**Set problem:**
Extract every line of the material below and reproduce it faithfully.

[Dataset entries]

----------

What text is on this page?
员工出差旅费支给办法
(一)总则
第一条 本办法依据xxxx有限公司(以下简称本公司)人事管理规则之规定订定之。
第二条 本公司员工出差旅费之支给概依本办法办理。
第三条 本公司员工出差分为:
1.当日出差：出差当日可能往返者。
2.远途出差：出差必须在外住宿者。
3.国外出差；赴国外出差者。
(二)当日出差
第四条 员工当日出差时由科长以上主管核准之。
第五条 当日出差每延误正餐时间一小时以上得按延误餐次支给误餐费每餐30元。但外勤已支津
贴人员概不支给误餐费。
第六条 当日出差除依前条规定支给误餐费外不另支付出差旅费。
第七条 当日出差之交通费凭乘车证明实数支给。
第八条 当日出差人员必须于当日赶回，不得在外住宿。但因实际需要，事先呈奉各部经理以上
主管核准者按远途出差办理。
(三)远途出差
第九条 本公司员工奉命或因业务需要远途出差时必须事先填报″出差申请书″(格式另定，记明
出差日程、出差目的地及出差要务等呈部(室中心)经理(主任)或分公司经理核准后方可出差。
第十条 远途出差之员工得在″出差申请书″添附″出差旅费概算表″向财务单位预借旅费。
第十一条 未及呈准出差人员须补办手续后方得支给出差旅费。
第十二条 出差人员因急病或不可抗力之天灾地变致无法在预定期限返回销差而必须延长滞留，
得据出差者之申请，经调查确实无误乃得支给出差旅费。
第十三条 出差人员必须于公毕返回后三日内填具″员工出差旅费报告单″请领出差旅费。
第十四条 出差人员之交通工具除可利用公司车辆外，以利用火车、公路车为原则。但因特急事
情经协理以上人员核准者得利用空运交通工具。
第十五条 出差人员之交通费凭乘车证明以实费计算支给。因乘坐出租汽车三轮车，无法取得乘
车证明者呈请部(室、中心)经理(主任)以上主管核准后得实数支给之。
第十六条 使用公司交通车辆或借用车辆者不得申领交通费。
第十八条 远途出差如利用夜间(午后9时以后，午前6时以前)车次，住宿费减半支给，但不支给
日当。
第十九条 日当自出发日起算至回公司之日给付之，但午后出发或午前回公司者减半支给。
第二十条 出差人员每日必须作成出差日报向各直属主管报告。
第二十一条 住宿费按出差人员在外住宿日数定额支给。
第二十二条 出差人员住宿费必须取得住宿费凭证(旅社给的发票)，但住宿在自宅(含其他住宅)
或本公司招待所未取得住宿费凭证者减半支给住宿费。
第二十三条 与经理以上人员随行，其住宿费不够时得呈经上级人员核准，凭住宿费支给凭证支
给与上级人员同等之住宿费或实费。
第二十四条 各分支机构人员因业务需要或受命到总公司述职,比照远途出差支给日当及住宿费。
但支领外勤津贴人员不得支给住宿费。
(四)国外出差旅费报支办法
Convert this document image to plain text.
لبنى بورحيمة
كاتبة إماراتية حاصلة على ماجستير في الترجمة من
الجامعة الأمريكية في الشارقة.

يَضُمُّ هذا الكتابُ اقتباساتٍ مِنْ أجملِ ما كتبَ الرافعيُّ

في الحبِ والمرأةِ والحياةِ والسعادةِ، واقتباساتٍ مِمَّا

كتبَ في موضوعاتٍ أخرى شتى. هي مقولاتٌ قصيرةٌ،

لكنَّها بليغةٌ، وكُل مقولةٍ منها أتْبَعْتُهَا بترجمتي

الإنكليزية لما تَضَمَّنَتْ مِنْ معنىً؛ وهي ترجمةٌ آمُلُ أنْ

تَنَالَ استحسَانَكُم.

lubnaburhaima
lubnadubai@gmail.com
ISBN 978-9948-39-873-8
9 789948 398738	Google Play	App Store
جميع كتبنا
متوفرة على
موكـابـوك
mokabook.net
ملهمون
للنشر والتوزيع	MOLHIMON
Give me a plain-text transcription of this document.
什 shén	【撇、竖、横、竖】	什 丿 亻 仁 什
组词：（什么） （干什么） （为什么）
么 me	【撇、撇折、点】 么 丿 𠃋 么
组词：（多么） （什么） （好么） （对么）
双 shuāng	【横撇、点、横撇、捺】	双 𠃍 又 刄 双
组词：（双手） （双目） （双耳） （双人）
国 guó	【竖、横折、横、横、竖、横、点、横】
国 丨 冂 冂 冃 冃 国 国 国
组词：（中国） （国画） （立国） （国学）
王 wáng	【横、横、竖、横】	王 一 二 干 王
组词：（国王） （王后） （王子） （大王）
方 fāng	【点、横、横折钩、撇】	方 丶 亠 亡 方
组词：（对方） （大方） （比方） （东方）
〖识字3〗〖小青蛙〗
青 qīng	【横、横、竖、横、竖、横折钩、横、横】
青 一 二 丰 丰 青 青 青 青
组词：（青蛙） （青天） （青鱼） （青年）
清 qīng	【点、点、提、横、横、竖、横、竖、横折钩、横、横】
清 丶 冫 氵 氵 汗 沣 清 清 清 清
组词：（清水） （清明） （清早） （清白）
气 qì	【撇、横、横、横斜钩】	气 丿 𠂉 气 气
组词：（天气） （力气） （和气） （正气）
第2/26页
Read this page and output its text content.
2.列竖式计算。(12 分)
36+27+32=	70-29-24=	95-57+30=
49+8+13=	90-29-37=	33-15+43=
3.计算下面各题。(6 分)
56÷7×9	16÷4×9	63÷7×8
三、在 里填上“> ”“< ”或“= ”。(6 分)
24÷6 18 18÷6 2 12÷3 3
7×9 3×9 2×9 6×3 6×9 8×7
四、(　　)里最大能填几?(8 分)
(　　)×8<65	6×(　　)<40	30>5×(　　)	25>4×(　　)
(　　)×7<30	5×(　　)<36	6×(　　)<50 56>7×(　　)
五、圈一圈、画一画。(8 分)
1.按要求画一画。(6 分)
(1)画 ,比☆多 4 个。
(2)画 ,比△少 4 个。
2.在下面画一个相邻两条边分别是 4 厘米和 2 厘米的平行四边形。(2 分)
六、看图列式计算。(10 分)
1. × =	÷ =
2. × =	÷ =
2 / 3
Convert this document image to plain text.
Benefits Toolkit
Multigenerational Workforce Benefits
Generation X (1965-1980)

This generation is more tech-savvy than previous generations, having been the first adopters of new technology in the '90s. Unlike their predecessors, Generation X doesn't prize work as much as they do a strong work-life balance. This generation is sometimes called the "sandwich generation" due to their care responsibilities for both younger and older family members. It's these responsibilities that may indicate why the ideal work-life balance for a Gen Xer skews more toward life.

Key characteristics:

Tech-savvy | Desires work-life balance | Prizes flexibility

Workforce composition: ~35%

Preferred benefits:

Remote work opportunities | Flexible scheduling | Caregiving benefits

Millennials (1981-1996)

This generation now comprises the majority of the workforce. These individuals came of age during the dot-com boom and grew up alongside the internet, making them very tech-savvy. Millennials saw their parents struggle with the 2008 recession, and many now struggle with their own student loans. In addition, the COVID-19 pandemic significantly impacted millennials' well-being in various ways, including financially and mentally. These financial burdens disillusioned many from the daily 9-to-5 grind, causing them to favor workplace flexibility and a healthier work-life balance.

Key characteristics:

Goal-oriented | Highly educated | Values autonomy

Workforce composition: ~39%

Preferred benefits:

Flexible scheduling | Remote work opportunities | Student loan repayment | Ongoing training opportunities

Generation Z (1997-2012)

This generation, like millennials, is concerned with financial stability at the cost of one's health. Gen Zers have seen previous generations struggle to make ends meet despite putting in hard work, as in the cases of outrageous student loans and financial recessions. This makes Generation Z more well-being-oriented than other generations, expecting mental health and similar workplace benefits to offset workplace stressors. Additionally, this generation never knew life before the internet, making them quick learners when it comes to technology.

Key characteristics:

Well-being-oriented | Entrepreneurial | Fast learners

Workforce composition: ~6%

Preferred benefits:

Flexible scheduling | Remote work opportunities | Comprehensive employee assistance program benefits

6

----------

**Final result:**
What text is on this page?
员工出差旅费支给办法
(一)总则
第一条 本办法依据xxxx有限公司(以下简称本公司)人事管理规则之规定订定之。
第二条 本公司员工出差旅费之支给概依本办法办理。
第三条 本公司员工出差分为:
1.当日出差：出差当日可能往返者。
2.远途出差：出差必须在外住宿者。
3.国外出差；赴国外出差者。
(二)当日出差
第四条 员工当日出差时由科长以上主管核准之。
第五条 当日出差每延误正餐时间一小时以上得按延误餐次支给误餐费每餐30元。但外勤已支津
贴人员概不支给误餐费。
第六条 当日出差除依前条规定支给误餐费外不另支付出差旅费。
第七条 当日出差之交通费凭乘车证明实数支给。
第八条 当日出差人员必须于当日赶回，不得在外住宿。但因实际需要，事先呈奉各部经理以上
主管核准者按远途出差办理。
(三)远途出差
第九条 本公司员工奉命或因业务需要远途出差时必须事先填报″出差申请书″(格式另定，记明
出差日程、出差目的地及出差要务等呈部(室中心)经理(主任)或分公司经理核准后方可出差。
第十条 远途出差之员工得在″出差申请书″添附″出差旅费概算表″向财务单位预借旅费。
第十一条 未及呈准出差人员须补办手续后方得支给出差旅费。
第十二条 出差人员因急病或不可抗力之天灾地变致无法在预定期限返回销差而必须延长滞留，
得据出差者之申请，经调查确实无误乃得支给出差旅费。
第十三条 出差人员必须于公毕返回后三日内填具″员工出差旅费报告单″请领出差旅费。
第十四条 出差人员之交通工具除可利用公司车辆外，以利用火车、公路车为原则。但因特急事
情经协理以上人员核准者得利用空运交通工具。
第十五条 出差人员之交通费凭乘车证明以实费计算支给。因乘坐出租汽车三轮车，无法取得乘
车证明者呈请部(室、中心)经理(主任)以上主管核准后得实数支给之。
第十六条 使用公司交通车辆或借用车辆者不得申领交通费。
第十八条 远途出差如利用夜间(午后9时以后，午前6时以前)车次，住宿费减半支给，但不支给
日当。
第十九条 日当自出发日起算至回公司之日给付之，但午后出发或午前回公司者减半支给。
第二十条 出差人员每日必须作成出差日报向各直属主管报告。
第二十一条 住宿费按出差人员在外住宿日数定额支给。
第二十二条 出差人员住宿费必须取得住宿费凭证(旅社给的发票)，但住宿在自宅(含其他住宅)
或本公司招待所未取得住宿费凭证者减半支给住宿费。
第二十三条 与经理以上人员随行，其住宿费不够时得呈经上级人员核准，凭住宿费支给凭证支
给与上级人员同等之住宿费或实费。
第二十四条 各分支机构人员因业务需要或受命到总公司述职,比照远途出差支给日当及住宿费。
但支领外勤津贴人员不得支给住宿费。
(四)国外出差旅费报支办法
Convert this document image to plain text.
لبنى بورحيمة
كاتبة إماراتية حاصلة على ماجستير في الترجمة من
الجامعة الأمريكية في الشارقة.

يَضُمُّ هذا الكتابُ اقتباساتٍ مِنْ أجملِ ما كتبَ الرافعيُّ

في الحبِ والمرأةِ والحياةِ والسعادةِ، واقتباساتٍ مِمَّا

كتبَ في موضوعاتٍ أخرى شتى. هي مقولاتٌ قصيرةٌ،

لكنَّها بليغةٌ، وكُل مقولةٍ منها أتْبَعْتُهَا بترجمتي

الإنكليزية لما تَضَمَّنَتْ مِنْ معنىً؛ وهي ترجمةٌ آمُلُ أنْ

تَنَالَ استحسَانَكُم.

lubnaburhaima
lubnadubai@gmail.com
ISBN 978-9948-39-873-8
9 789948 398738	Google Play	App Store
جميع كتبنا
متوفرة على
موكـابـوك
mokabook.net
ملهمون
للنشر والتوزيع	MOLHIMON
Give me a plain-text transcription of this document.
什 shén	【撇、竖、横、竖】	什 丿 亻 仁 什
组词：（什么） （干什么） （为什么）
么 me	【撇、撇折、点】 么 丿 𠃋 么
组词：（多么） （什么） （好么） （对么）
双 shuāng	【横撇、点、横撇、捺】	双 𠃍 又 刄 双
组词：（双手） （双目） （双耳） （双人）
国 guó	【竖、横折、横、横、竖、横、点、横】
国 丨 冂 冂 冃 冃 国 国 国
组词：（中国） （国画） （立国） （国学）
王 wáng	【横、横、竖、横】	王 一 二 干 王
组词：（国王） （王后） （王子） （大王）
方 fāng	【点、横、横折钩、撇】	方 丶 亠 亡 方
组词：（对方） （大方） （比方） （东方）
〖识字3〗〖小青蛙〗
青 qīng	【横、横、竖、横、竖、横折钩、横、横】
青 一 二 丰 丰 青 青 青 青
组词：（青蛙） （青天） （青鱼） （青年）
清 qīng	【点、点、提、横、横、竖、横、竖、横折钩、横、横】
清 丶 冫 氵 氵 汗 沣 清 清 清 清
组词：（清水） （清明） （清早） （清白）
气 qì	【撇、横、横、横斜钩】	气 丿 𠂉 气 气
组词：（天气） （力气） （和气） （正气）
第2/26页
Read this page and output its text content.
2.列竖式计算。(12 分)
36+27+32=	70-29-24=	95-57+30=
49+8+13=	90-29-37=	33-15+43=
3.计算下面各题。(6 分)
56÷7×9	16÷4×9	63÷7×8
三、在 里填上“> ”“< ”或“= ”。(6 分)
24÷6 18 18÷6 2 12÷3 3
7×9 3×9 2×9 6×3 6×9 8×7
四、(　　)里最大能填几?(8 分)
(　　)×8<65	6×(　　)<40	30>5×(　　)	25>4×(　　)
(　　)×7<30	5×(　　)<36	6×(　　)<50 56>7×(　　)
五、圈一圈、画一画。(8 分)
1.按要求画一画。(6 分)
(1)画 ,比☆多 4 个。
(2)画 ,比△少 4 个。
2.在下面画一个相邻两条边分别是 4 厘米和 2 厘米的平行四边形。(2 分)
六、看图列式计算。(10 分)
1. × =	÷ =
2. × =	÷ =
2 / 3
Convert this document image to plain text.
Benefits Toolkit
Multigenerational Workforce Benefits
Generation X (1965-1980)

This generation is more tech-savvy than previous generations, having been the first adopters of new technology in the '90s. Unlike their predecessors, Generation X doesn't prize work as much as they do a strong work-life balance. This generation is sometimes called the "sandwich generation" due to their care responsibilities for both younger and older family members. It's these responsibilities that may indicate why the ideal work-life balance for a Gen Xer skews more toward life.

Key characteristics:

Tech-savvy | Desires work-life balance | Prizes flexibility

Workforce composition: ~35%

Preferred benefits:

Remote work opportunities | Flexible scheduling | Caregiving benefits

Millennials (1981-1996)

This generation now comprises the majority of the workforce. These individuals came of age during the dot-com boom and grew up alongside the internet, making them very tech-savvy. Millennials saw their parents struggle with the 2008 recession, and many now struggle with their own student loans. In addition, the COVID-19 pandemic significantly impacted millennials' well-being in various ways, including financially and mentally. These financial burdens disillusioned many from the daily 9-to-5 grind, causing them to favor workplace flexibility and a healthier work-life balance.

Key characteristics:

Goal-oriented | Highly educated | Values autonomy

Workforce composition: ~39%

Preferred benefits:

Flexible scheduling | Remote work opportunities | Student loan repayment | Ongoing training opportunities

Generation Z (1997-2012)

This generation, like millennials, is concerned with financial stability at the cost of one's health. Gen Zers have seen previous generations struggle to make ends meet despite putting in hard work, as in the cases of outrageous student loans and financial recessions. This makes Generation Z more well-being-oriented than other generations, expecting mental health and similar workplace benefits to offset workplace stressors. Additionally, this generation never knew life before the internet, making them quick learners when it comes to technology.

Key characteristics:

Well-being-oriented | Entrepreneurial | Fast learners

Workforce composition: ~6%

Preferred benefits:

Flexible scheduling | Remote work opportunities | Comprehensive employee assistance program benefits

6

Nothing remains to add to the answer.